* _WHAT IS EXPECTED_
Set down the full listing exactly as given. Any pictures are to be left out.

**** INPUT FOR THIS TASK ****

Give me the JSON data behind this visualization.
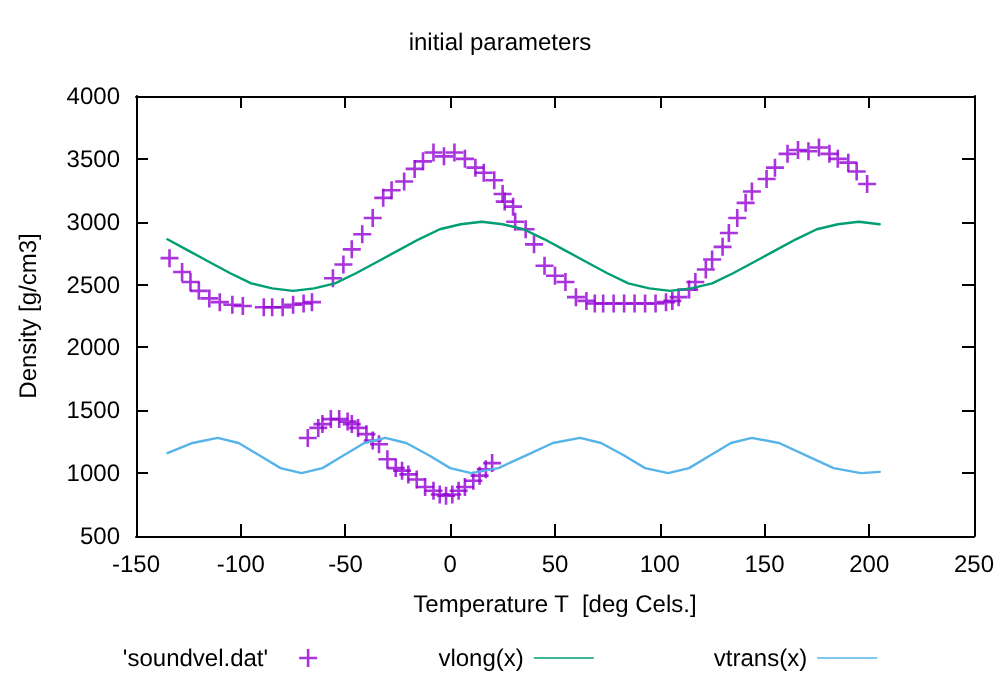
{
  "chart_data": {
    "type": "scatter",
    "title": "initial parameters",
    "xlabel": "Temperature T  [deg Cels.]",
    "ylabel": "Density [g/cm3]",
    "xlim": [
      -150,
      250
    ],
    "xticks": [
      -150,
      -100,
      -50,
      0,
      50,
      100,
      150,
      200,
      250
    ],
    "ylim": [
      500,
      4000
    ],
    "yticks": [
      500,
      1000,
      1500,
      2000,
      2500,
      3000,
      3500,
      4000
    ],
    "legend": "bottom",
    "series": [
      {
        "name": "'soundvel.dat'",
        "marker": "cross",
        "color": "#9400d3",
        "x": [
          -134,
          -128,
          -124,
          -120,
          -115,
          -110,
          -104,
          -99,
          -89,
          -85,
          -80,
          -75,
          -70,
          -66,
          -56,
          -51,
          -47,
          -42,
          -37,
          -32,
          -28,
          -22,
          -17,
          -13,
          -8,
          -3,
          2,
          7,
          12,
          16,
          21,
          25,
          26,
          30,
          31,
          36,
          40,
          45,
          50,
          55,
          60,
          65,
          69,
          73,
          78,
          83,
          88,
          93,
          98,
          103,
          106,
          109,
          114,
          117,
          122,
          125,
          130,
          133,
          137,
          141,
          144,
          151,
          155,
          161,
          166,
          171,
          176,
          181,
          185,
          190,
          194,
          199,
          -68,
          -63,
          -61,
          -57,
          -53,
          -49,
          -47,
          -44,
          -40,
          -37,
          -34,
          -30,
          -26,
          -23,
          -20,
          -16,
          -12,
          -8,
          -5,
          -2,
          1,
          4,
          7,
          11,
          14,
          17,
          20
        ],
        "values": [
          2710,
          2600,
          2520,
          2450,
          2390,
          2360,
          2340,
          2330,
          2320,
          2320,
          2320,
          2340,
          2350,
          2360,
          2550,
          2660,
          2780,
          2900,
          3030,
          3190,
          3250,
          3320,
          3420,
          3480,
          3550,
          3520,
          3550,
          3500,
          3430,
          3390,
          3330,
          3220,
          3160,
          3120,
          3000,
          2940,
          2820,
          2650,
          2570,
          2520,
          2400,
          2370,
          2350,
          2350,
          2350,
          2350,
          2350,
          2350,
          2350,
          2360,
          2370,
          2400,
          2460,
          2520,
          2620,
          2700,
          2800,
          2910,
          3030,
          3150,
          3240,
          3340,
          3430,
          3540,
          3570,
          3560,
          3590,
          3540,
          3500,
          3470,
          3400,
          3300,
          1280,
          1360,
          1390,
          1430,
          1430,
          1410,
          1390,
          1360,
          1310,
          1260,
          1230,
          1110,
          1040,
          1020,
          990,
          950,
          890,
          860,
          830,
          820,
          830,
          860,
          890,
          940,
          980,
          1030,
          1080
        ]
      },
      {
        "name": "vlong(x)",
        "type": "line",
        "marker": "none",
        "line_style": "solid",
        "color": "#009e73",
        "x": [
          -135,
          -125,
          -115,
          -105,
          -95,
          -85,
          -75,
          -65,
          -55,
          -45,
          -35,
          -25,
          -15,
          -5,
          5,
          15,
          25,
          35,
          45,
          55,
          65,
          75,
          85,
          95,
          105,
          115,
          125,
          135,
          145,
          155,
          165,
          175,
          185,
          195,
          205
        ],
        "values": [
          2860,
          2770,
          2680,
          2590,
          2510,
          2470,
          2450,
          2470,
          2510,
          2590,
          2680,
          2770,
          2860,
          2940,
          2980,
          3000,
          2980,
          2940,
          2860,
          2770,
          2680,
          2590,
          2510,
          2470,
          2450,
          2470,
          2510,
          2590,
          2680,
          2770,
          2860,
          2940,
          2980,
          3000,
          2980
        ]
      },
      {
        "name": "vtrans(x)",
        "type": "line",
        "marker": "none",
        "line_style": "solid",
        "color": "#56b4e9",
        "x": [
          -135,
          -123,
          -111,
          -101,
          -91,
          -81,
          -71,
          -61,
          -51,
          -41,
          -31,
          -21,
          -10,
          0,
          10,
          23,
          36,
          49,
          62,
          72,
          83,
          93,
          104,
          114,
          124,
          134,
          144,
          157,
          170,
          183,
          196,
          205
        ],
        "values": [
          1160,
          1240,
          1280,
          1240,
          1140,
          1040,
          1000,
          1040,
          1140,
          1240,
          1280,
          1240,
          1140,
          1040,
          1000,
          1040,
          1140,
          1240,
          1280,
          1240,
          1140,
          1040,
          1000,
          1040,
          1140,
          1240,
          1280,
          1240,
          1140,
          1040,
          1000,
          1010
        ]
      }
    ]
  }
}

****

* _RESULT OF THE EXERCISE_
Give me the JSON data behind this visualization.
{
  "chart_data": {
    "type": "scatter",
    "title": "initial parameters",
    "xlabel": "Temperature T  [deg Cels.]",
    "ylabel": "Density [g/cm3]",
    "xlim": [
      -150,
      250
    ],
    "xticks": [
      -150,
      -100,
      -50,
      0,
      50,
      100,
      150,
      200,
      250
    ],
    "ylim": [
      500,
      4000
    ],
    "yticks": [
      500,
      1000,
      1500,
      2000,
      2500,
      3000,
      3500,
      4000
    ],
    "legend": "bottom",
    "series": [
      {
        "name": "'soundvel.dat'",
        "marker": "cross",
        "color": "#9400d3",
        "x": [
          -134,
          -128,
          -124,
          -120,
          -115,
          -110,
          -104,
          -99,
          -89,
          -85,
          -80,
          -75,
          -70,
          -66,
          -56,
          -51,
          -47,
          -42,
          -37,
          -32,
          -28,
          -22,
          -17,
          -13,
          -8,
          -3,
          2,
          7,
          12,
          16,
          21,
          25,
          26,
          30,
          31,
          36,
          40,
          45,
          50,
          55,
          60,
          65,
          69,
          73,
          78,
          83,
          88,
          93,
          98,
          103,
          106,
          109,
          114,
          117,
          122,
          125,
          130,
          133,
          137,
          141,
          144,
          151,
          155,
          161,
          166,
          171,
          176,
          181,
          185,
          190,
          194,
          199,
          -68,
          -63,
          -61,
          -57,
          -53,
          -49,
          -47,
          -44,
          -40,
          -37,
          -34,
          -30,
          -26,
          -23,
          -20,
          -16,
          -12,
          -8,
          -5,
          -2,
          1,
          4,
          7,
          11,
          14,
          17,
          20
        ],
        "values": [
          2710,
          2600,
          2520,
          2450,
          2390,
          2360,
          2340,
          2330,
          2320,
          2320,
          2320,
          2340,
          2350,
          2360,
          2550,
          2660,
          2780,
          2900,
          3030,
          3190,
          3250,
          3320,
          3420,
          3480,
          3550,
          3520,
          3550,
          3500,
          3430,
          3390,
          3330,
          3220,
          3160,
          3120,
          3000,
          2940,
          2820,
          2650,
          2570,
          2520,
          2400,
          2370,
          2350,
          2350,
          2350,
          2350,
          2350,
          2350,
          2350,
          2360,
          2370,
          2400,
          2460,
          2520,
          2620,
          2700,
          2800,
          2910,
          3030,
          3150,
          3240,
          3340,
          3430,
          3540,
          3570,
          3560,
          3590,
          3540,
          3500,
          3470,
          3400,
          3300,
          1280,
          1360,
          1390,
          1430,
          1430,
          1410,
          1390,
          1360,
          1310,
          1260,
          1230,
          1110,
          1040,
          1020,
          990,
          950,
          890,
          860,
          830,
          820,
          830,
          860,
          890,
          940,
          980,
          1030,
          1080
        ]
      },
      {
        "name": "vlong(x)",
        "type": "line",
        "marker": "none",
        "line_style": "solid",
        "color": "#009e73",
        "x": [
          -135,
          -125,
          -115,
          -105,
          -95,
          -85,
          -75,
          -65,
          -55,
          -45,
          -35,
          -25,
          -15,
          -5,
          5,
          15,
          25,
          35,
          45,
          55,
          65,
          75,
          85,
          95,
          105,
          115,
          125,
          135,
          145,
          155,
          165,
          175,
          185,
          195,
          205
        ],
        "values": [
          2860,
          2770,
          2680,
          2590,
          2510,
          2470,
          2450,
          2470,
          2510,
          2590,
          2680,
          2770,
          2860,
          2940,
          2980,
          3000,
          2980,
          2940,
          2860,
          2770,
          2680,
          2590,
          2510,
          2470,
          2450,
          2470,
          2510,
          2590,
          2680,
          2770,
          2860,
          2940,
          2980,
          3000,
          2980
        ]
      },
      {
        "name": "vtrans(x)",
        "type": "line",
        "marker": "none",
        "line_style": "solid",
        "color": "#56b4e9",
        "x": [
          -135,
          -123,
          -111,
          -101,
          -91,
          -81,
          -71,
          -61,
          -51,
          -41,
          -31,
          -21,
          -10,
          0,
          10,
          23,
          36,
          49,
          62,
          72,
          83,
          93,
          104,
          114,
          124,
          134,
          144,
          157,
          170,
          183,
          196,
          205
        ],
        "values": [
          1160,
          1240,
          1280,
          1240,
          1140,
          1040,
          1000,
          1040,
          1140,
          1240,
          1280,
          1240,
          1140,
          1040,
          1000,
          1040,
          1140,
          1240,
          1280,
          1240,
          1140,
          1040,
          1000,
          1040,
          1140,
          1240,
          1280,
          1240,
          1140,
          1040,
          1000,
          1010
        ]
      }
    ]
  }
}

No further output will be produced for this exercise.